What the task requires: All lines featuring the string "object" are to be listed.

Given data:

··········

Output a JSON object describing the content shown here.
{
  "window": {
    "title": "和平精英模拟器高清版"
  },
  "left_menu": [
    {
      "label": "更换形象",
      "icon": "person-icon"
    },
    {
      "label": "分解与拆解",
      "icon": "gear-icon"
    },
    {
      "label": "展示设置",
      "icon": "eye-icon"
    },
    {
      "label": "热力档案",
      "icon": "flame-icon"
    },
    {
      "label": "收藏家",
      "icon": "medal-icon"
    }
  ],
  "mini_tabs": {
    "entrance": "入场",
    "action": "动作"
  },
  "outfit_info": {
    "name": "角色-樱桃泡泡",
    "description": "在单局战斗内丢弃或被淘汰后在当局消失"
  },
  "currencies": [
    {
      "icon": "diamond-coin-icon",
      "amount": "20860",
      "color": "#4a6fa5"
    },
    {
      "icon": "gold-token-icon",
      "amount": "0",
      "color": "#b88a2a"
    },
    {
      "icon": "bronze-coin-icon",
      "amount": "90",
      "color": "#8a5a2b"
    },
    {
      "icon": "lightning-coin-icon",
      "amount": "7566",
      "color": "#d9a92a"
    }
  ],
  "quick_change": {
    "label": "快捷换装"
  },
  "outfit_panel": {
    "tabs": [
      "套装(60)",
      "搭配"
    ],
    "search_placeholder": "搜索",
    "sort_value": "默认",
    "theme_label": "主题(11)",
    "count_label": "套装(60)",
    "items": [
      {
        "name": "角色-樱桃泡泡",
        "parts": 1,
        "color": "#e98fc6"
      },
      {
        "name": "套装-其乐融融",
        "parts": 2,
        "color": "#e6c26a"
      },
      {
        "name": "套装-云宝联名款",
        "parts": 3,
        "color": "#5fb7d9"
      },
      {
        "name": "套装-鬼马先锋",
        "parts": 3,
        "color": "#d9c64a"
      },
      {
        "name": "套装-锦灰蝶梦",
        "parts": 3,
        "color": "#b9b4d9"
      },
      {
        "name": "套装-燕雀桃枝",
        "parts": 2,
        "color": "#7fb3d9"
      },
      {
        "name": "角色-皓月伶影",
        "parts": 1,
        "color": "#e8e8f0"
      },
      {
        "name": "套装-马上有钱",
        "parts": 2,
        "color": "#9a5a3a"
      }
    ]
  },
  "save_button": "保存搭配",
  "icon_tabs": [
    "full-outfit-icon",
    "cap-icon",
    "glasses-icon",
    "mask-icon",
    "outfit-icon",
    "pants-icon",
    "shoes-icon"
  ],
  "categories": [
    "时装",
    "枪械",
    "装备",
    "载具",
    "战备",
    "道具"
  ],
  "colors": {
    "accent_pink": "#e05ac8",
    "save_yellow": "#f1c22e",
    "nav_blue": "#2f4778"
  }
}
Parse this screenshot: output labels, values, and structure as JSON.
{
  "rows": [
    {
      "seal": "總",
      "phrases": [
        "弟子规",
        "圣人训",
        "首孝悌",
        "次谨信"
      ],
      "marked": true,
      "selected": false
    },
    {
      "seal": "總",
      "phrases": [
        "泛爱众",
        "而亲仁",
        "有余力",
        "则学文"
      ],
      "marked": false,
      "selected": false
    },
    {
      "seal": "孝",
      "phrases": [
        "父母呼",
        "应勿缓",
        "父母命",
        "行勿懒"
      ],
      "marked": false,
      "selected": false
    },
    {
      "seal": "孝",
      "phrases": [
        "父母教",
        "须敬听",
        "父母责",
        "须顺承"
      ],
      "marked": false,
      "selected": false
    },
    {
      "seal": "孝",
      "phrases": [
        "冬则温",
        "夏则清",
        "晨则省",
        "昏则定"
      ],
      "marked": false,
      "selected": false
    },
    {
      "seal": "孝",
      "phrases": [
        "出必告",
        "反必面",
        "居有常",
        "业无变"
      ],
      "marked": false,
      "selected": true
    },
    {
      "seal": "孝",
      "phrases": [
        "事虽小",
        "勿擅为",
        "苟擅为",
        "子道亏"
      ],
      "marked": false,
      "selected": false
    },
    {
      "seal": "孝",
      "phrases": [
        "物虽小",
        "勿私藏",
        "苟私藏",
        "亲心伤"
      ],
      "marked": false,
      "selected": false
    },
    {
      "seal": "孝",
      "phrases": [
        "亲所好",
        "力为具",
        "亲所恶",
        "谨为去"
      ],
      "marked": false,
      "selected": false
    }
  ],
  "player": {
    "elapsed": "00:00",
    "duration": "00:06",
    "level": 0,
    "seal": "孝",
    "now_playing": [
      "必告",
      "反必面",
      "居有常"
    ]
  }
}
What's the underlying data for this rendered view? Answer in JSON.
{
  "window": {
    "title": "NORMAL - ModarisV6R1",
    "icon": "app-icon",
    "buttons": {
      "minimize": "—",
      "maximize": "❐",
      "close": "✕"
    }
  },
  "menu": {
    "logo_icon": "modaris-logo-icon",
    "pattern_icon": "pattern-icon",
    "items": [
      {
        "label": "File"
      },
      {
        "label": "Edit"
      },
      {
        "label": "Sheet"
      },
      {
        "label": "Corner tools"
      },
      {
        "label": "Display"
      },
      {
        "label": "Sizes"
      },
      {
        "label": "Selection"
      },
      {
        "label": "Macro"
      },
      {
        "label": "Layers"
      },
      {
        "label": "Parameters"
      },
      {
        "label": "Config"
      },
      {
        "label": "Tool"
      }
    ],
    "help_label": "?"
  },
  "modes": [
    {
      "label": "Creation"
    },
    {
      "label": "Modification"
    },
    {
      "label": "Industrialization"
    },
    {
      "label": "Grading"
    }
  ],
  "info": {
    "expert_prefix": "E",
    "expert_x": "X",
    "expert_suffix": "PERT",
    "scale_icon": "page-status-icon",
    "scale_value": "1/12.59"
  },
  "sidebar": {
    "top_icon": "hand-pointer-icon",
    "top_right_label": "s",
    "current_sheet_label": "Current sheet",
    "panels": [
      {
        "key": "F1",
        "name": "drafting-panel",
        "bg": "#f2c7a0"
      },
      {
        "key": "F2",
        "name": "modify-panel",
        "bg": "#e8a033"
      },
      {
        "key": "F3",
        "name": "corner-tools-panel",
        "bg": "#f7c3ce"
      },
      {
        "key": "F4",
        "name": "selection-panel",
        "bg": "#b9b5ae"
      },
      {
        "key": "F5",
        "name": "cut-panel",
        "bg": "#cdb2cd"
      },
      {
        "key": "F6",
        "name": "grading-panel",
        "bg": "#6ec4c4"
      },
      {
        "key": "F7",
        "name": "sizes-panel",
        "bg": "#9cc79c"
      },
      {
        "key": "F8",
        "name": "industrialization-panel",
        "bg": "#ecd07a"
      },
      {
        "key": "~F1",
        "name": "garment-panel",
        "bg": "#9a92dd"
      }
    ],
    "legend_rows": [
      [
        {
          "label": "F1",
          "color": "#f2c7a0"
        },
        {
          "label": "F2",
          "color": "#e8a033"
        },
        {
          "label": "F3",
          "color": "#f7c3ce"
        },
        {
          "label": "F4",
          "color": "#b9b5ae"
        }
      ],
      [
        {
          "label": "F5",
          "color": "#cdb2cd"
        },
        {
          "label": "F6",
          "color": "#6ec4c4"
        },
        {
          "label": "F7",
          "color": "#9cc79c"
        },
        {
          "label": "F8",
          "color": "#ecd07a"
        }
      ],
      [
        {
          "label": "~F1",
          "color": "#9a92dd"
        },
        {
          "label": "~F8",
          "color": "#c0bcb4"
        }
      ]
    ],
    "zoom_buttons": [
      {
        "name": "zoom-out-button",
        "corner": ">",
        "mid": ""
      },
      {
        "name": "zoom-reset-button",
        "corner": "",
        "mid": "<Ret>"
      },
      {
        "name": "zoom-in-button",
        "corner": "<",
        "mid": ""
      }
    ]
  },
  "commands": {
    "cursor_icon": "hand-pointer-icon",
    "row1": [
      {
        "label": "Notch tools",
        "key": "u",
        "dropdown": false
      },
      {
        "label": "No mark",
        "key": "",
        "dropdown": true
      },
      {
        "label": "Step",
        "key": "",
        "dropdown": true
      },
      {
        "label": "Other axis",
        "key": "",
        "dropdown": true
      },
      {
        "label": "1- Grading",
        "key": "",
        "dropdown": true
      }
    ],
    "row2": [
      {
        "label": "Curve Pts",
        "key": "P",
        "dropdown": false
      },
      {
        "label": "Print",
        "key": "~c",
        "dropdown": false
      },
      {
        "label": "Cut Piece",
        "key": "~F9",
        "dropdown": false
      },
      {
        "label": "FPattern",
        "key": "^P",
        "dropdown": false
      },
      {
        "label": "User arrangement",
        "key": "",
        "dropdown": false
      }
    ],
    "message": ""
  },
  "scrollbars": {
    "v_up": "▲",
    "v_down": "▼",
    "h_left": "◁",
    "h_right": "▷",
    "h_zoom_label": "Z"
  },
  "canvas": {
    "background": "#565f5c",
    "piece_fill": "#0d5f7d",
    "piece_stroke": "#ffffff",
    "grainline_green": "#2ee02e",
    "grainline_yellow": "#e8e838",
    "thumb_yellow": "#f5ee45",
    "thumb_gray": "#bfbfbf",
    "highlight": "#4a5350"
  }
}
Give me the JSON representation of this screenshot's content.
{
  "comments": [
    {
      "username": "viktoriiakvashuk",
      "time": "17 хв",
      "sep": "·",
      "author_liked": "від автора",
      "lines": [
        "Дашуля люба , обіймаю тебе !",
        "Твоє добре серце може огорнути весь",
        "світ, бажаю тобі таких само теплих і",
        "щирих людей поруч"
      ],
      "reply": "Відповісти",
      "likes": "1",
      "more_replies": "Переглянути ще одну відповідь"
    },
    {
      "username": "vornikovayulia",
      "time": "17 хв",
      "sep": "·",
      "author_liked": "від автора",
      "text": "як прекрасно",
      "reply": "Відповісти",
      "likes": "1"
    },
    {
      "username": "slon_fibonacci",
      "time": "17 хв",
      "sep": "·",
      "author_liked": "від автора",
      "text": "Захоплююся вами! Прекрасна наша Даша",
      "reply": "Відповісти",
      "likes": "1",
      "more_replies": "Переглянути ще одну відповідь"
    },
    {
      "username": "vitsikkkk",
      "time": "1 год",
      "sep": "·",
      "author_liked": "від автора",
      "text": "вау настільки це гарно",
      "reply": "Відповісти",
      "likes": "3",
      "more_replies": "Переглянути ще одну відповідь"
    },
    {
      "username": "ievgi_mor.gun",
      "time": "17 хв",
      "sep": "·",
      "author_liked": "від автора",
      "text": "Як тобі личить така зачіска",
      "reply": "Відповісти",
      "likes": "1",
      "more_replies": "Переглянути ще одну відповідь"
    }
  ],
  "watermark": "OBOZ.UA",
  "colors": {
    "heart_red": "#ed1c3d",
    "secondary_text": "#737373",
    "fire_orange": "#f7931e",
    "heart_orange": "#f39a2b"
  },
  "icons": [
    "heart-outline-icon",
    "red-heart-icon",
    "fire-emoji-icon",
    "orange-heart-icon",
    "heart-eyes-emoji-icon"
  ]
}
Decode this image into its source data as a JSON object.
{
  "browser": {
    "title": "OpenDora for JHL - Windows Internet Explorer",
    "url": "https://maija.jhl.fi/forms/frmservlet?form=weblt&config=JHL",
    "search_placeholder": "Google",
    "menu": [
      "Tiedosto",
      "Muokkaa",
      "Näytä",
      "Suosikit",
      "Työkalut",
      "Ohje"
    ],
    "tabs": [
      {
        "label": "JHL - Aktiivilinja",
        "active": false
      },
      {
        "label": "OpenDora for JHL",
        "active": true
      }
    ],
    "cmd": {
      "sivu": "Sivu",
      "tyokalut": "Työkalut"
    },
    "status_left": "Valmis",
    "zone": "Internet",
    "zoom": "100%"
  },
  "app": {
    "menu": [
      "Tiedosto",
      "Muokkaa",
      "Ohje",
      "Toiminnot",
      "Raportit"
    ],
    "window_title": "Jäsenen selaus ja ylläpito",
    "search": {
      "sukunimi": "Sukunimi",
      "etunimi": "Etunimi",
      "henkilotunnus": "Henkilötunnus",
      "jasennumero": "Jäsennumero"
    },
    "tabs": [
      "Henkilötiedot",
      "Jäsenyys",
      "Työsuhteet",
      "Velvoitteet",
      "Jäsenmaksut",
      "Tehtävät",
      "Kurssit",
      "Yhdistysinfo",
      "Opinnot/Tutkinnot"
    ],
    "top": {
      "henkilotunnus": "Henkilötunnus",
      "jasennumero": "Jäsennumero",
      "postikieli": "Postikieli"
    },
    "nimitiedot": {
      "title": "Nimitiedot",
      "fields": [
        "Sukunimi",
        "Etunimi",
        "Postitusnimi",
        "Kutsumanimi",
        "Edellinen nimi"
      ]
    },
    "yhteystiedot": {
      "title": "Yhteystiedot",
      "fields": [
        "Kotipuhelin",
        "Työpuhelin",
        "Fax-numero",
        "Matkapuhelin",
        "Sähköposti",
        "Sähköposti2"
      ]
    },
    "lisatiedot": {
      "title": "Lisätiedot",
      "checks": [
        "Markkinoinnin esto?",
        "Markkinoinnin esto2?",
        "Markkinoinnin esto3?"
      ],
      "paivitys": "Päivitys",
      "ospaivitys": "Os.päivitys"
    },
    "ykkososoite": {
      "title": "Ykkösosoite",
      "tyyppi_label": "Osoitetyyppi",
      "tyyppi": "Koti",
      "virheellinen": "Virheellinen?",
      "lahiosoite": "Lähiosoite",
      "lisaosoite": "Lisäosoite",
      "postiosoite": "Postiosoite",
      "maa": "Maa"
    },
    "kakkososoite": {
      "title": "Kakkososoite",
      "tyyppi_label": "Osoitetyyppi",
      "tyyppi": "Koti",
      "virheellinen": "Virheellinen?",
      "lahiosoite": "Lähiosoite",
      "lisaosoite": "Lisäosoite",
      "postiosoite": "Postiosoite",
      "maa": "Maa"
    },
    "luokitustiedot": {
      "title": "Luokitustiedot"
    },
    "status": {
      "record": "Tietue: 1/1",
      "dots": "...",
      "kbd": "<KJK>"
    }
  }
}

··········

Written response:
Output a JSON object describing the content shown here.
Decode this image into its source data as a JSON object.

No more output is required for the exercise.